Read the records below and copy each line that contains "error".

[Collected data]

※

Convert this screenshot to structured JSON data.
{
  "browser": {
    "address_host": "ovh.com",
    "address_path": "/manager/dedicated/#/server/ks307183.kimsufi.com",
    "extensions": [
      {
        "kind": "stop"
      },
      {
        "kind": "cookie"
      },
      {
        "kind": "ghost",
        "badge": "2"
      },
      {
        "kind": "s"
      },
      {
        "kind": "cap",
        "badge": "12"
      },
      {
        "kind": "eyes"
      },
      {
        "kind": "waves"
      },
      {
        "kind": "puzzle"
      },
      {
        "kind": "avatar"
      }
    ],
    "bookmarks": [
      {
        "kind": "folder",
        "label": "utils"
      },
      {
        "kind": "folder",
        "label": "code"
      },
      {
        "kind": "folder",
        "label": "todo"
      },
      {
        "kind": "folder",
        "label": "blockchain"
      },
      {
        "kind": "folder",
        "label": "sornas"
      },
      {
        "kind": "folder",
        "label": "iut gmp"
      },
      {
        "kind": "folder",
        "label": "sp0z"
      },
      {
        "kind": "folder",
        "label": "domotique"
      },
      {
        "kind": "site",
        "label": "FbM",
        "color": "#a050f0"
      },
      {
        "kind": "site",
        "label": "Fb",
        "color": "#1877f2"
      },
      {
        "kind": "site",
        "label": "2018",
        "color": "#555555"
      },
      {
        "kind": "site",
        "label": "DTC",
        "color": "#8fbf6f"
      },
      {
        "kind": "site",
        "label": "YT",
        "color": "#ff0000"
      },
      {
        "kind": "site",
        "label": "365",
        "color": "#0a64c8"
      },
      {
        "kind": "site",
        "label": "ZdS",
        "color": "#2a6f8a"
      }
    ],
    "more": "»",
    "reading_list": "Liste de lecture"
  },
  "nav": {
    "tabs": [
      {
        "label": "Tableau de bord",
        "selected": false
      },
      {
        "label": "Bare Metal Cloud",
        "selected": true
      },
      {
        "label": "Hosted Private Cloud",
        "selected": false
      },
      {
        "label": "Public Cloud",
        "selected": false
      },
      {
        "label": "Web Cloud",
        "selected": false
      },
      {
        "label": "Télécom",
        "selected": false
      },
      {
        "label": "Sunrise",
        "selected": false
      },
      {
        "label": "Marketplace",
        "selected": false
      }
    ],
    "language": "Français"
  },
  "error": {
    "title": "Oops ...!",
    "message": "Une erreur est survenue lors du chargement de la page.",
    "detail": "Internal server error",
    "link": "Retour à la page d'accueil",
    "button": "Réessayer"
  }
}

※

[SOLUTION BELOW]
  "error": {
    "detail": "Internal server error",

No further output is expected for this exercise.